Carry on the comment thread about Boomer moms, picking up right after its last reply.
++++ Source passage
We are not your Mom. Grow up. Also, Boomer Moms are amazing. Sorry- but we are. |
From the comments on this thread, it seems like many disagree with that statement. |
Lol, just jealous. We did career, motherhood, friendships without Zoloft. |
So your problem is not with people generalizing, it's that you think the generalization should be "Boomer moms are amazing." My Boomer mom is not amazing. I'm not going to generalize to an entire generation. I have peers who had Boomer parents who were great -- in some cases I'm so glad to have had their parents in my life to help me learn what a functional family looked like. But I don't assume my family is the norm or that those families are the norm -- there's a ton of variety. I will say that the dysfunction in my family follows a pattern I've discovered also exists in many other families with Boomer parents and Millennial kids. My grandparents were abusive alcoholics who were likely traumatized by depression and war and treated my parents really badly. My parents then had kids young and, having no positive role models for parenting and really limited resources for addressing their own trauma and mental health, did a pretty poor job raising their kids. There's definitely now tension and division in my family because my siblings and I have had to spend our adulthood addressing the fall out from physical abuse and emotional neglect we experienced as kids. I could see my mom writing a post similar to OPs. If your experience is different, good for you. But don't assume you represent the norm and everyone else is an outlier. Also, your almost militant insistence that you are emblematic of all Boomer women does actually speak to a level of self-involvement and refusal to acknowledge that you might be incorrect that others in the thread are also assigning to their Boomer parents. |
And look how that turned out. |
Why doesn't this concept of yours work in reverse - the idea of not generalizing. There was no alcoholism in my family, there was in yours. Why is there a generational blame for something that has to do with something else? My grandparents lived through, with children, the 1918 pandemic, tuberculosis, the Depression, WW2, all after being refugee immigrants- soeaking no English. My parents grew up in poverty. They went to school, college, professional school and careers. The women weren’t allowed to achieve career wise, but they encouraged the next generation of women. They kept looking ahead not backwards. We didn't have the alcohol or the personality issues, but somehow my entire generation is your problem? Why? This is kind of the millennial cry-it's everyone else's fault. Look at specific issues, not generational blame. |
Quite well, actually! |
You were raised, not by just your own parents, but by a generation of ideals. There were so many things that impacted this generation's sensibilities, even accepting adulthood (adolescence has been extended quite long). There's the whole trophy trope, addictive video gaming as leisure, the sudden increase of violence in entertainment, the tech era, multiple and ubiquitous forms of advertising, latch key kids, the rise in ADD diagnoses and certainly medication...the list goes on. You can look at Boomers in a generational sense as the first to live in post war growing affluence and its impact on the children with the above, but you also need to understand that if you do that you have to also address what Boomer women did for you in the workplace, for sexual freedom and reproductive choice, for relationships, for their role in politics. You can't cherry pick because you are mad at your Mom. I mean it's still about accepting responsibility for yourself, and what message you are sending the next generation. Let's learn to cope.
++++++++
++++ Input data
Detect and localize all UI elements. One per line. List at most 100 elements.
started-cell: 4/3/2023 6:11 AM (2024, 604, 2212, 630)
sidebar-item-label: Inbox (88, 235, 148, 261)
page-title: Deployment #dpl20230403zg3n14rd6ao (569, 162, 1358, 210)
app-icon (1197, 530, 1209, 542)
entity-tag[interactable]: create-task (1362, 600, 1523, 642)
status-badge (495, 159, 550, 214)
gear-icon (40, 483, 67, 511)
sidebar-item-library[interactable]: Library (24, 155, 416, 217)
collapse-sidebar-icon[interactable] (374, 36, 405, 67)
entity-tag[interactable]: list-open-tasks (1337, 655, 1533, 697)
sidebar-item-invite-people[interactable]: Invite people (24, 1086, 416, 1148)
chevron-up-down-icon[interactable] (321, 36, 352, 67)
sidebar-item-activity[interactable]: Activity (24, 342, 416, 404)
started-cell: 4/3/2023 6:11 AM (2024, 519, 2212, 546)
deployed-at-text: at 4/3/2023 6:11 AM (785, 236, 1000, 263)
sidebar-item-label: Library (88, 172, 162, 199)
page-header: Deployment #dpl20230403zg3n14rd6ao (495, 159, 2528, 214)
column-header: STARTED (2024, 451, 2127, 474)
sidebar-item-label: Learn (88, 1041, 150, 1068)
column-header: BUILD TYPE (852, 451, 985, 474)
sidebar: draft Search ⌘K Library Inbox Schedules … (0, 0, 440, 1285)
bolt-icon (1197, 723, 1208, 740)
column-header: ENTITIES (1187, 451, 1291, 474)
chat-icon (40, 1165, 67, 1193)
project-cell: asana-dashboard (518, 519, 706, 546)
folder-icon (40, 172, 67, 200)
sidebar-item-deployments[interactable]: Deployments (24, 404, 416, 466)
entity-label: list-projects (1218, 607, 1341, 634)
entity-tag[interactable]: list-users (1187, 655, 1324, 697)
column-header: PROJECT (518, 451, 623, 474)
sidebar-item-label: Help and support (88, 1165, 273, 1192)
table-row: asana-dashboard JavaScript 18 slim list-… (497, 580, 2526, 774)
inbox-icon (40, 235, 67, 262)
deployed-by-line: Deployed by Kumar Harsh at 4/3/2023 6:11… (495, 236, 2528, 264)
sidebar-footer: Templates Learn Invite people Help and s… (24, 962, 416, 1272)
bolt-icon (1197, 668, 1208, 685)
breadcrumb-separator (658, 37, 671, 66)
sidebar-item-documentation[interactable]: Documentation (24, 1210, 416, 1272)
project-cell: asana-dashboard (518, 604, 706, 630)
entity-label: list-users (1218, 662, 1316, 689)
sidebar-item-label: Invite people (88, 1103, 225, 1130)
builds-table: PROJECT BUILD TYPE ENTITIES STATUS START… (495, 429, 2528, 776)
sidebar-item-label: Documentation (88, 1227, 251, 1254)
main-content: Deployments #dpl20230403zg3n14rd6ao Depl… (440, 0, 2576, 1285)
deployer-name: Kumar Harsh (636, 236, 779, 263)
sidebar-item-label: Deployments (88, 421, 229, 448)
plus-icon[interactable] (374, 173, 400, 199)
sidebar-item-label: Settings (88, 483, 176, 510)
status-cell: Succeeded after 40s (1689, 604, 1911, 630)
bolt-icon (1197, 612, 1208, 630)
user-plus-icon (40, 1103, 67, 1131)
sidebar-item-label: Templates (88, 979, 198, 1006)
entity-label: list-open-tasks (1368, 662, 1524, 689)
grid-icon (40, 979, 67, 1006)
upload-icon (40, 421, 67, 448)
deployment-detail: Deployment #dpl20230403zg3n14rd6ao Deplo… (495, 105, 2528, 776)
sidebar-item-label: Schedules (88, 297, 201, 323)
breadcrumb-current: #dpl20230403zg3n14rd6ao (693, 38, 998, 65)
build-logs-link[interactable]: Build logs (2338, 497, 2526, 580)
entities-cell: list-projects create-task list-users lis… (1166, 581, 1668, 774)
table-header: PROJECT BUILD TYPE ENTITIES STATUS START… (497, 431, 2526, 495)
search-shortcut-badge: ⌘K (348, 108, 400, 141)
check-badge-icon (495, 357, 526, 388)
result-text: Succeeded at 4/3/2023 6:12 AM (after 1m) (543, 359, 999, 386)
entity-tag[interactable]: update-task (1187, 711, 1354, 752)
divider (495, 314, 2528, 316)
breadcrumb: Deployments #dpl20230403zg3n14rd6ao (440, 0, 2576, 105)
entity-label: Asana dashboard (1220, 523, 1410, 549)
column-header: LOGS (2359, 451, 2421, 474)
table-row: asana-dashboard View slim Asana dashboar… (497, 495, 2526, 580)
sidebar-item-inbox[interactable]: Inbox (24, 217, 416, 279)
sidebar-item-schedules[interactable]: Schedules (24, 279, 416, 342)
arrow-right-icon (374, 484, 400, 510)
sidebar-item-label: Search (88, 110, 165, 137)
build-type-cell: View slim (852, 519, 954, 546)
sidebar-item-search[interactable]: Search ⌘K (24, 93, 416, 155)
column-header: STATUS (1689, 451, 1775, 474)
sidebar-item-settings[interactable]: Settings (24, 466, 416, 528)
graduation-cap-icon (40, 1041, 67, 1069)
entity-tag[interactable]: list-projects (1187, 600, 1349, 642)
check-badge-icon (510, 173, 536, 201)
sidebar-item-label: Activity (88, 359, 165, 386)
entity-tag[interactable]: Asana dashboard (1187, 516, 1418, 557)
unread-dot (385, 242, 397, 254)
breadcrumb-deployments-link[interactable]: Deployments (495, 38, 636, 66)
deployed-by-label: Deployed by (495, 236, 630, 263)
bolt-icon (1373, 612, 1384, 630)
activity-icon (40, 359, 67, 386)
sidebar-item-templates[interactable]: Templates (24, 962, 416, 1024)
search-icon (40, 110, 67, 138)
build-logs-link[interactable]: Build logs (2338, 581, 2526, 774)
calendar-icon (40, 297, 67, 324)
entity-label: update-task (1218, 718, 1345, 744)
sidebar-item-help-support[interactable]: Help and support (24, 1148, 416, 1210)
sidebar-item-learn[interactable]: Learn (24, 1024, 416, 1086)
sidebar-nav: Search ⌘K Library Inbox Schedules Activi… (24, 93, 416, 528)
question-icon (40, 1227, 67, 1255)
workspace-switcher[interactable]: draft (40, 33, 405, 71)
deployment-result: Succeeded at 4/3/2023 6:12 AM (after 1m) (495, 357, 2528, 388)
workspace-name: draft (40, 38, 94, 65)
++++++++
◆ Exercise result ◆
|
|
So, Millennials, maybe it was all the things you might hold dear now, that ruined your childhood. Maybe it was the divorce(s), your mother working, non matrimonial relationships, achievement benchmarks, career ladders,the beginning of LGBTQ acceptance...as you say- the women before you ruined your lives. Well, I guess get back in the kitchen, the closet, and get your kids back from daycare because you won't need that anymore, and there will be a LOT of kids, because abortion is reversing, contraception is next. Drop out of grad school, do all things- backwards, because clearly boomers Moms left you a bad legacy.